Exercise passage:
########################################
So, I have been pondering my life's goals. Come to find out I never had any. Just live life as it comes too me, and never look back. No regrets.
Well that didn't work so well.
A wise man once said "Some people play the cards they are dealt, some people deal the cards". At times we are both things. Im my life I have re-dealt the cards 2 times so far.
Once, when I went on the road and then when I finally left the road. I'm now planning on dealing the cards again for the 3rd time. Do I have regrets for my past? yes. I regret some of the things I did, the people I hurt, the choices I had to make.
But, when I look at the good memories I have of those times the adventures i got to go on. I wonder why I have the regret. Why should I feel bad about something that Gave me so much fun, and pleasure.
many movies have brought up the idea of, if you could do it all again.. would you make the same choices?
Through all the hurt, all the pain. All the questions...
########################################
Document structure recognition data
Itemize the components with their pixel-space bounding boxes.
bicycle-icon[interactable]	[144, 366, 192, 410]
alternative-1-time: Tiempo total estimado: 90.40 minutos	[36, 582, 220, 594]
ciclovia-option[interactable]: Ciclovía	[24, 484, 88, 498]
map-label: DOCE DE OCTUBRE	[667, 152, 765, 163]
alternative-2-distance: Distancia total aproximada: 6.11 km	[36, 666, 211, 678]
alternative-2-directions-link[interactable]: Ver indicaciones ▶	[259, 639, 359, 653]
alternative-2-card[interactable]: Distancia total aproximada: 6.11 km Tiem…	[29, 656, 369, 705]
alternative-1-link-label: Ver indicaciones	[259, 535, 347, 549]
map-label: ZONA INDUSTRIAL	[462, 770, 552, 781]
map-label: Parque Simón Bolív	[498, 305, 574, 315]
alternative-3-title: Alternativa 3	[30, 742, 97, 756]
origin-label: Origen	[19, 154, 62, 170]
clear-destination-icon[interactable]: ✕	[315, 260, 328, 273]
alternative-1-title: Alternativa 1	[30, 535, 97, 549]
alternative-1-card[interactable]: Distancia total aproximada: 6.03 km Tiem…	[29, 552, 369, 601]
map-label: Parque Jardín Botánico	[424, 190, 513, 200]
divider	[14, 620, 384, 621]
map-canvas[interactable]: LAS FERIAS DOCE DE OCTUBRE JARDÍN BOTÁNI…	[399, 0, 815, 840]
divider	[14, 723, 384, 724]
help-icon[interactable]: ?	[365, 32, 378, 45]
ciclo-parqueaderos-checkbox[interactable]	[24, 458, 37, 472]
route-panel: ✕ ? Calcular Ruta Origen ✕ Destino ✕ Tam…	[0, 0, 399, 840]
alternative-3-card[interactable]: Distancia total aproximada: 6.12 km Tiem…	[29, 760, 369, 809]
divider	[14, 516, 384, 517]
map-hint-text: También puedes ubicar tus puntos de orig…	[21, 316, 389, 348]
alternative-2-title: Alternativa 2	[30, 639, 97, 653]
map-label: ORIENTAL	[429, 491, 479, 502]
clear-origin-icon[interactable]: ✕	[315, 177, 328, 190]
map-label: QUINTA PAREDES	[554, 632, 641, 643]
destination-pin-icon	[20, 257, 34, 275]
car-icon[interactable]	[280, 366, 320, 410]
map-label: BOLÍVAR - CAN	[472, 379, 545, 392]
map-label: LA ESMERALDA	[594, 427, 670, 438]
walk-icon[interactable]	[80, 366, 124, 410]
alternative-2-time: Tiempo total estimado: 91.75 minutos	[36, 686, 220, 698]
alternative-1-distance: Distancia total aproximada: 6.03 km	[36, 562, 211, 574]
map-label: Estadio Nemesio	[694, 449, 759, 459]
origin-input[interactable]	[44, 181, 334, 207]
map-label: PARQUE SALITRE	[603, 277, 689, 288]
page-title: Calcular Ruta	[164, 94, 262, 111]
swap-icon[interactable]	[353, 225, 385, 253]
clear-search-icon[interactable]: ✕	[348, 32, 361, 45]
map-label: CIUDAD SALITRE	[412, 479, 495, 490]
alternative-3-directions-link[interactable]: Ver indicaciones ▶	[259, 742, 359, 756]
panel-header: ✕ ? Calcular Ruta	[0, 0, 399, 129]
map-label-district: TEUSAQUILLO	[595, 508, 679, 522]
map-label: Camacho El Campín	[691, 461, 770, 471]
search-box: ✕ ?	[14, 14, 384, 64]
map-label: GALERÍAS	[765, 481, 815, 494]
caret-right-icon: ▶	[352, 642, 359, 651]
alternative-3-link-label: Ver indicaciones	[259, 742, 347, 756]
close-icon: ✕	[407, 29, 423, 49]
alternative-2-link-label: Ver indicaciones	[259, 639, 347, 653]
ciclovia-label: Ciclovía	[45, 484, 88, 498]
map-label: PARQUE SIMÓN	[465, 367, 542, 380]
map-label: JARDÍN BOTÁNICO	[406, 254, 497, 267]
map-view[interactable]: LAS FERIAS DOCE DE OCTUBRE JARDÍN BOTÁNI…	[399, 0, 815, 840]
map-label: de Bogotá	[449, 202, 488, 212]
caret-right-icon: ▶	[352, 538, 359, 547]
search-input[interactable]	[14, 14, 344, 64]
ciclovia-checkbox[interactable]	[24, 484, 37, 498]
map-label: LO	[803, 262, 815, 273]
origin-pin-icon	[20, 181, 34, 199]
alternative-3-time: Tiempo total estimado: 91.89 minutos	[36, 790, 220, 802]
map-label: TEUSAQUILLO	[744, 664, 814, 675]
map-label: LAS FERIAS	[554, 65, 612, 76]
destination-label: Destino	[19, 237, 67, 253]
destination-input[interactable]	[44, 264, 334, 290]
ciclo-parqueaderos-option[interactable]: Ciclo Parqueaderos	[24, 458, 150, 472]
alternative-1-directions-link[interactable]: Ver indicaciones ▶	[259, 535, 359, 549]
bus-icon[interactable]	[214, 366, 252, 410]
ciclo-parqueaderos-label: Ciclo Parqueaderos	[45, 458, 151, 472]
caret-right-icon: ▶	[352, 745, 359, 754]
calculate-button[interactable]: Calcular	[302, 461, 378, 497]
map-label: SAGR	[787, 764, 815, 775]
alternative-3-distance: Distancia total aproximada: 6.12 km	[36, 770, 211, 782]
########################################
Brief 1: Return the part of the passage about life's goals that begins at the words "A wise man once" and stops after the words "times so far.".
Brief 2: In the passage about life's goals, why does the writer question having regrets about the past?

Your solution 1:
A wise man once said "Some people play the cards they are dealt, some people deal the cards". At times we are both things. Im my life I have re-dealt the cards 2 times so far.

Your solution 2: The writer looks back on good memories and the adventures of those times. The writer then asks why to feel bad about something that gave so much fun and pleasure.